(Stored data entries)
'''

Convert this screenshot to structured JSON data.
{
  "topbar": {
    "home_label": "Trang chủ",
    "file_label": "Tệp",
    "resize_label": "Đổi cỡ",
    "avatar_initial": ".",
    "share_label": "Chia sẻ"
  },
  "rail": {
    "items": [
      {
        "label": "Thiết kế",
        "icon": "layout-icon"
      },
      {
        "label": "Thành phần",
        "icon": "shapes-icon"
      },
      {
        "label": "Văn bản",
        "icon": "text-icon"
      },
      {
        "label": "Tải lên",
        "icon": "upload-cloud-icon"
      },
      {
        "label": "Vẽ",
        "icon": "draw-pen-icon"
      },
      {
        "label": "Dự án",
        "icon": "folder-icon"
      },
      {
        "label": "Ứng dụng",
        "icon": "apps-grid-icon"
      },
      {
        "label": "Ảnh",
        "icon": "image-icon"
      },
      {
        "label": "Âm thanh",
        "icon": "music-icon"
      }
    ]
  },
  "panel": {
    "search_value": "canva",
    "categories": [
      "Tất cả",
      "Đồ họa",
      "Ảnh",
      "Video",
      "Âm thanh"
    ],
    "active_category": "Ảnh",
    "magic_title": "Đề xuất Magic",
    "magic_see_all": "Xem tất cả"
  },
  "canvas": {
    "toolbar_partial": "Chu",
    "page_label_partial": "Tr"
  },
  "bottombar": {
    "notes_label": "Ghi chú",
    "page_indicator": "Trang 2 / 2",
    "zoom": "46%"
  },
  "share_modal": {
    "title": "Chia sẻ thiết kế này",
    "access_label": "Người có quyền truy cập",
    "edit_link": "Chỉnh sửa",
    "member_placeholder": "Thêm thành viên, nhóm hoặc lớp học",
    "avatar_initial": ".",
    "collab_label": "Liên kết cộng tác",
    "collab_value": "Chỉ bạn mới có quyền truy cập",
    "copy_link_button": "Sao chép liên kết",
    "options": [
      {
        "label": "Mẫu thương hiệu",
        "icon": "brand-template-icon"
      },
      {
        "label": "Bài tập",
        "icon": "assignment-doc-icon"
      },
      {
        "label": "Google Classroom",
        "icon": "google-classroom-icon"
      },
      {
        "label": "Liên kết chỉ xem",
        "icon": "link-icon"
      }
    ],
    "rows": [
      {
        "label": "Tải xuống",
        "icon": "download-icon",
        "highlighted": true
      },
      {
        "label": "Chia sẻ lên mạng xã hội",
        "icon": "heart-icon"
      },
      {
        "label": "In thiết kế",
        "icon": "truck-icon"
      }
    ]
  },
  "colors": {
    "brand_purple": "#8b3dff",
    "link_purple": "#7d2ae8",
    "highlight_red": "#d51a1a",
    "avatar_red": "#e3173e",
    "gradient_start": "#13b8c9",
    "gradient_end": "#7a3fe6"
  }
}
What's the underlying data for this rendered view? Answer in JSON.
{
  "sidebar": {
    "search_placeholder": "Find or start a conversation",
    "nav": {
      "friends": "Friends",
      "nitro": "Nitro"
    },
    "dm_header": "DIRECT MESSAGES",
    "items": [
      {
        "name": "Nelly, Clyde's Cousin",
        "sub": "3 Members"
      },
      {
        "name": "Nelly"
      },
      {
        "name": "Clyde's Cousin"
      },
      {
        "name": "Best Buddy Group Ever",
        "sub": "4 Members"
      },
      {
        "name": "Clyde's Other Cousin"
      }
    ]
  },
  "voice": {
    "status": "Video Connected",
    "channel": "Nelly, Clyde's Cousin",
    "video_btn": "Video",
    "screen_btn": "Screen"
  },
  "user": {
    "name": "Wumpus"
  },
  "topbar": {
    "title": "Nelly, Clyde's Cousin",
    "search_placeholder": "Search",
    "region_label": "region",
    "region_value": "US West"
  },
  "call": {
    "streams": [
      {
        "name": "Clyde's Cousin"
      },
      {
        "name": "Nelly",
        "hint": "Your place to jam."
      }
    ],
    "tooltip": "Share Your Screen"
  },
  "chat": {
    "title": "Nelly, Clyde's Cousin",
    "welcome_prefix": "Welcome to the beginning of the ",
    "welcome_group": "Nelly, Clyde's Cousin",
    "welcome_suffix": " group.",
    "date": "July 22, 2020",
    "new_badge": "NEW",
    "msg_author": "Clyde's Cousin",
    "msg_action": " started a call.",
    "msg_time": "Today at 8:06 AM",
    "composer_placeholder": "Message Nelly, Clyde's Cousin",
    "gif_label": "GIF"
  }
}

'''
'''

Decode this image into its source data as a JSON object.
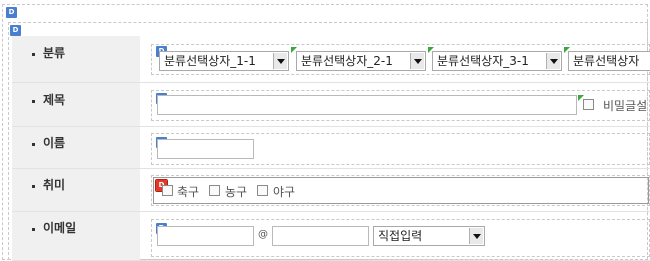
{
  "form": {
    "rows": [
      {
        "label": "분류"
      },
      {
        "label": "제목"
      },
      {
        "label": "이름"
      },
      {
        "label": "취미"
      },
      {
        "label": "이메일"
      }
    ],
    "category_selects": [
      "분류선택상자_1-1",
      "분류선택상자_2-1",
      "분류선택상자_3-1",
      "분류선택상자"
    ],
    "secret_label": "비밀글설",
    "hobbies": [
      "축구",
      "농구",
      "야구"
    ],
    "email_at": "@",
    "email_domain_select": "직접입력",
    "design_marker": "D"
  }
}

'''

■ What you need to do
Show the lines of the records that contain the word "quyền".

■ Solution to the exercise
    "access_label": "Người có quyền truy cập",
    "collab_value": "Chỉ bạn mới có quyền truy cập",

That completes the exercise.